Problem description:
Check every line of the data below for the string "MSCI", and copy the ones that hold it.

Excerpts from a figure dataset:
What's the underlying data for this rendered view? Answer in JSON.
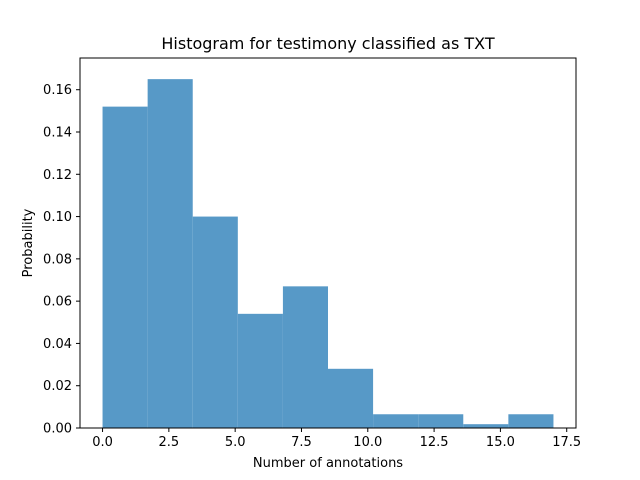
{
  "chart_data": {
    "type": "bar",
    "title": "Histogram for testimony classified as TXT",
    "xlabel": "Number of annotations",
    "ylabel": "Probability",
    "xlim": [
      -0.85,
      17.85
    ],
    "ylim": [
      0,
      0.175
    ],
    "xticks": [
      0.0,
      2.5,
      5.0,
      7.5,
      10.0,
      12.5,
      15.0,
      17.5
    ],
    "xtick_labels": [
      "0.0",
      "2.5",
      "5.0",
      "7.5",
      "10.0",
      "12.5",
      "15.0",
      "17.5"
    ],
    "yticks": [
      0.0,
      0.02,
      0.04,
      0.06,
      0.08,
      0.1,
      0.12,
      0.14,
      0.16
    ],
    "ytick_labels": [
      "0.00",
      "0.02",
      "0.04",
      "0.06",
      "0.08",
      "0.10",
      "0.12",
      "0.14",
      "0.16"
    ],
    "bin_edges": [
      0.0,
      1.7,
      3.4,
      5.1,
      6.8,
      8.5,
      10.2,
      11.9,
      13.6,
      15.3,
      17.0
    ],
    "values": [
      0.152,
      0.165,
      0.1,
      0.054,
      0.067,
      0.028,
      0.0065,
      0.0065,
      0.0018,
      0.0065
    ],
    "color": "#5799c7",
    "grid": false
  }
}
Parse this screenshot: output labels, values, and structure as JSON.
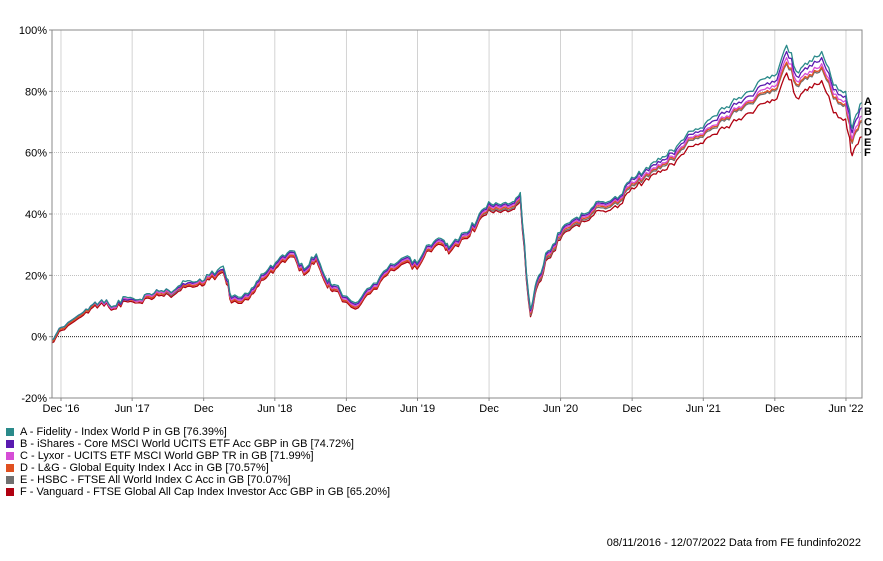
{
  "chart_data": {
    "type": "line",
    "ylim": [
      -20,
      100
    ],
    "y_ticks": [
      -20,
      0,
      20,
      40,
      60,
      80,
      100
    ],
    "y_tick_labels": [
      "-20%",
      "0%",
      "20%",
      "40%",
      "60%",
      "80%",
      "100%"
    ],
    "x_range": [
      "2016-11-08",
      "2022-07-12"
    ],
    "x_ticks": [
      {
        "date": "2016-12-01",
        "label": "Dec '16"
      },
      {
        "date": "2017-06-01",
        "label": "Jun '17"
      },
      {
        "date": "2017-12-01",
        "label": "Dec"
      },
      {
        "date": "2018-06-01",
        "label": "Jun '18"
      },
      {
        "date": "2018-12-01",
        "label": "Dec"
      },
      {
        "date": "2019-06-01",
        "label": "Jun '19"
      },
      {
        "date": "2019-12-01",
        "label": "Dec"
      },
      {
        "date": "2020-06-01",
        "label": "Jun '20"
      },
      {
        "date": "2020-12-01",
        "label": "Dec"
      },
      {
        "date": "2021-06-01",
        "label": "Jun '21"
      },
      {
        "date": "2021-12-01",
        "label": "Dec"
      },
      {
        "date": "2022-06-01",
        "label": "Jun '22"
      }
    ],
    "grid": true,
    "legend_position": "bottom-left",
    "dates": [
      "2016-11-08",
      "2016-12-01",
      "2017-01-15",
      "2017-02-15",
      "2017-03-15",
      "2017-04-15",
      "2017-05-15",
      "2017-06-15",
      "2017-07-15",
      "2017-08-15",
      "2017-09-15",
      "2017-10-15",
      "2017-11-15",
      "2017-12-15",
      "2018-01-20",
      "2018-02-10",
      "2018-03-25",
      "2018-04-15",
      "2018-05-15",
      "2018-06-15",
      "2018-07-15",
      "2018-08-15",
      "2018-09-15",
      "2018-10-10",
      "2018-10-30",
      "2018-12-24",
      "2019-01-31",
      "2019-03-15",
      "2019-04-30",
      "2019-05-31",
      "2019-06-30",
      "2019-07-31",
      "2019-08-20",
      "2019-09-30",
      "2019-10-31",
      "2019-11-30",
      "2019-12-31",
      "2020-01-31",
      "2020-02-19",
      "2020-03-16",
      "2020-03-31",
      "2020-04-30",
      "2020-05-31",
      "2020-06-30",
      "2020-07-31",
      "2020-08-31",
      "2020-09-30",
      "2020-10-31",
      "2020-11-30",
      "2020-12-31",
      "2021-01-31",
      "2021-02-28",
      "2021-03-31",
      "2021-04-30",
      "2021-05-31",
      "2021-06-30",
      "2021-07-31",
      "2021-08-31",
      "2021-09-30",
      "2021-10-31",
      "2021-11-30",
      "2021-12-31",
      "2022-01-31",
      "2022-02-28",
      "2022-03-31",
      "2022-04-30",
      "2022-05-31",
      "2022-06-17",
      "2022-07-12"
    ],
    "series": [
      {
        "label": "A",
        "name": "A - Fidelity - Index World P in GB [76.39%]",
        "color": "#2a8a8a",
        "final": 76.39,
        "values": [
          -1,
          3,
          7,
          10,
          12,
          10,
          13,
          12,
          14,
          15,
          15,
          18,
          18,
          20,
          23,
          13,
          14,
          18,
          22,
          26,
          28,
          22,
          27,
          19,
          17,
          11,
          16,
          22,
          26,
          24,
          30,
          32,
          29,
          34,
          38,
          44,
          43,
          44,
          47,
          9,
          18,
          28,
          34,
          38,
          40,
          44,
          44,
          46,
          52,
          54,
          57,
          59,
          63,
          67,
          68,
          72,
          75,
          78,
          80,
          84,
          85,
          95,
          86,
          90,
          93,
          82,
          80,
          68,
          76.39
        ]
      },
      {
        "label": "B",
        "name": "B - iShares - Core MSCI World UCITS ETF Acc GBP in GB [74.72%]",
        "color": "#5a1ab0",
        "final": 74.72,
        "values": [
          -1,
          3,
          7,
          10,
          12,
          10,
          12,
          12,
          14,
          15,
          15,
          17,
          18,
          20,
          22,
          12.5,
          13.5,
          17.5,
          21.5,
          25.5,
          27.5,
          21.5,
          26.5,
          18.5,
          16.5,
          10.5,
          15.5,
          21.5,
          25.5,
          23.5,
          29.5,
          31.5,
          28.5,
          33.5,
          37.5,
          43.5,
          42.5,
          43.5,
          46.5,
          8.5,
          17.5,
          27.5,
          33.5,
          37.5,
          39.5,
          43.5,
          43.5,
          45.5,
          51.5,
          53.5,
          56,
          58,
          62,
          66,
          67,
          70.5,
          73.5,
          76.5,
          78.5,
          82,
          83,
          93,
          84.5,
          88.5,
          91,
          80.5,
          78.5,
          66.5,
          74.72
        ]
      },
      {
        "label": "C",
        "name": "C - Lyxor - UCITS ETF MSCI World GBP TR in GB [71.99%]",
        "color": "#d64dd6",
        "final": 71.99,
        "values": [
          -1,
          3,
          7,
          10,
          11.5,
          9.5,
          12.5,
          11.5,
          13.5,
          14.5,
          14.5,
          17,
          17.5,
          19.5,
          22,
          12,
          13,
          17,
          21,
          25,
          27,
          21,
          26,
          18,
          16,
          10,
          15,
          21,
          25,
          23,
          29,
          31,
          28,
          33,
          37,
          43,
          42,
          43,
          46,
          8,
          17,
          27,
          33,
          37,
          39,
          43,
          43,
          45,
          50.5,
          52.5,
          55,
          57,
          61,
          65,
          66,
          69,
          72,
          75,
          77,
          80.5,
          81.5,
          91,
          83,
          86.5,
          89,
          79,
          77,
          64.5,
          71.99
        ]
      },
      {
        "label": "D",
        "name": "D - L&G - Global Equity Index I Acc in GB [70.57%]",
        "color": "#e05020",
        "final": 70.57,
        "values": [
          -1.5,
          2.5,
          6.5,
          9.5,
          11.5,
          9.5,
          12,
          11.5,
          13,
          14,
          14.5,
          16.5,
          17,
          19,
          21.5,
          11.5,
          12.5,
          16.5,
          20.5,
          24.5,
          26.5,
          20.5,
          25.5,
          17.5,
          15.5,
          9.5,
          14.5,
          20.5,
          24.5,
          22.5,
          28.5,
          30.5,
          27.5,
          32.5,
          36.5,
          42.5,
          41.5,
          42.5,
          45.5,
          7.5,
          16.5,
          26.5,
          32.5,
          36.5,
          38.5,
          42.5,
          42.5,
          44.5,
          50,
          52,
          54.5,
          56.5,
          60.5,
          64.5,
          65.5,
          68.5,
          71.5,
          74.5,
          76.5,
          79.5,
          80.5,
          89.5,
          82,
          85.5,
          88,
          78,
          76,
          63.5,
          70.57
        ]
      },
      {
        "label": "E",
        "name": "E - HSBC - FTSE All World Index C Acc in GB [70.07%]",
        "color": "#707070",
        "final": 70.07,
        "values": [
          -1.5,
          2.5,
          6.5,
          9.5,
          11.5,
          9.5,
          12,
          11.5,
          13,
          14,
          14,
          16.5,
          17,
          19,
          21.5,
          11.5,
          12.5,
          16.5,
          20.5,
          24.5,
          26.5,
          20.5,
          25.5,
          17.5,
          15.5,
          9.5,
          14.5,
          20.5,
          24.5,
          22.5,
          28.5,
          30.5,
          27.5,
          32.5,
          36.5,
          42,
          41,
          42,
          45,
          7,
          16,
          26,
          32,
          36,
          38,
          42,
          42,
          44,
          49.5,
          51.5,
          54,
          56,
          60,
          64,
          65,
          68,
          71,
          74,
          76,
          79,
          80,
          89,
          81.5,
          85,
          87.5,
          77.5,
          75.5,
          63,
          70.07
        ]
      },
      {
        "label": "F",
        "name": "F - Vanguard - FTSE Global All Cap Index Investor Acc GBP in GB [65.20%]",
        "color": "#b00010",
        "final": 65.2,
        "values": [
          -2,
          2,
          6,
          9,
          11,
          9,
          11.5,
          11,
          12.5,
          13.5,
          13.5,
          16,
          16.5,
          18.5,
          21,
          11,
          12,
          16,
          20,
          24,
          26,
          20,
          25,
          17,
          15,
          9,
          14,
          20,
          24,
          22,
          28,
          30,
          27,
          32,
          36,
          41.5,
          40.5,
          41.5,
          44.5,
          6.5,
          15.5,
          25.5,
          31.5,
          35.5,
          37.5,
          41,
          41,
          43,
          48.5,
          50.5,
          53,
          54.5,
          58.5,
          62,
          63,
          66,
          68.5,
          71,
          73,
          76,
          77,
          86,
          77.5,
          81.5,
          83.5,
          73,
          71,
          59,
          65.2
        ]
      }
    ]
  },
  "footer": {
    "source_text": "08/11/2016 - 12/07/2022 Data from FE fundinfo2022"
  }
}
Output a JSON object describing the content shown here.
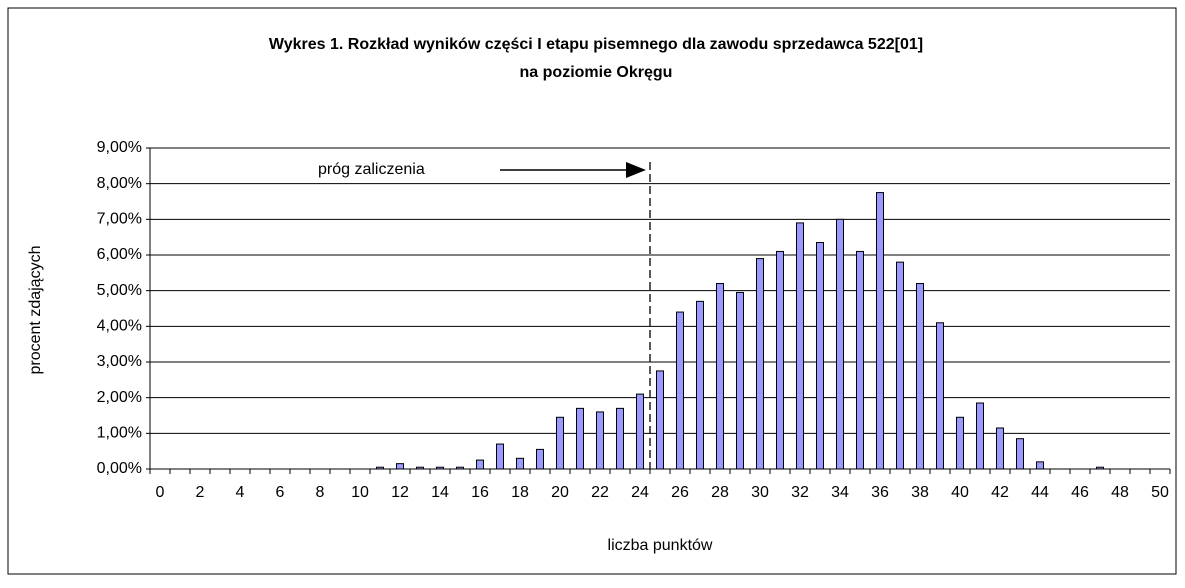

Written solution:
        "name": "B - iShares - Core MSCI World UCITS ETF Acc GBP in GB [74.72%]",
        "name": "C - Lyxor - UCITS ETF MSCI World GBP TR in GB [71.99%]",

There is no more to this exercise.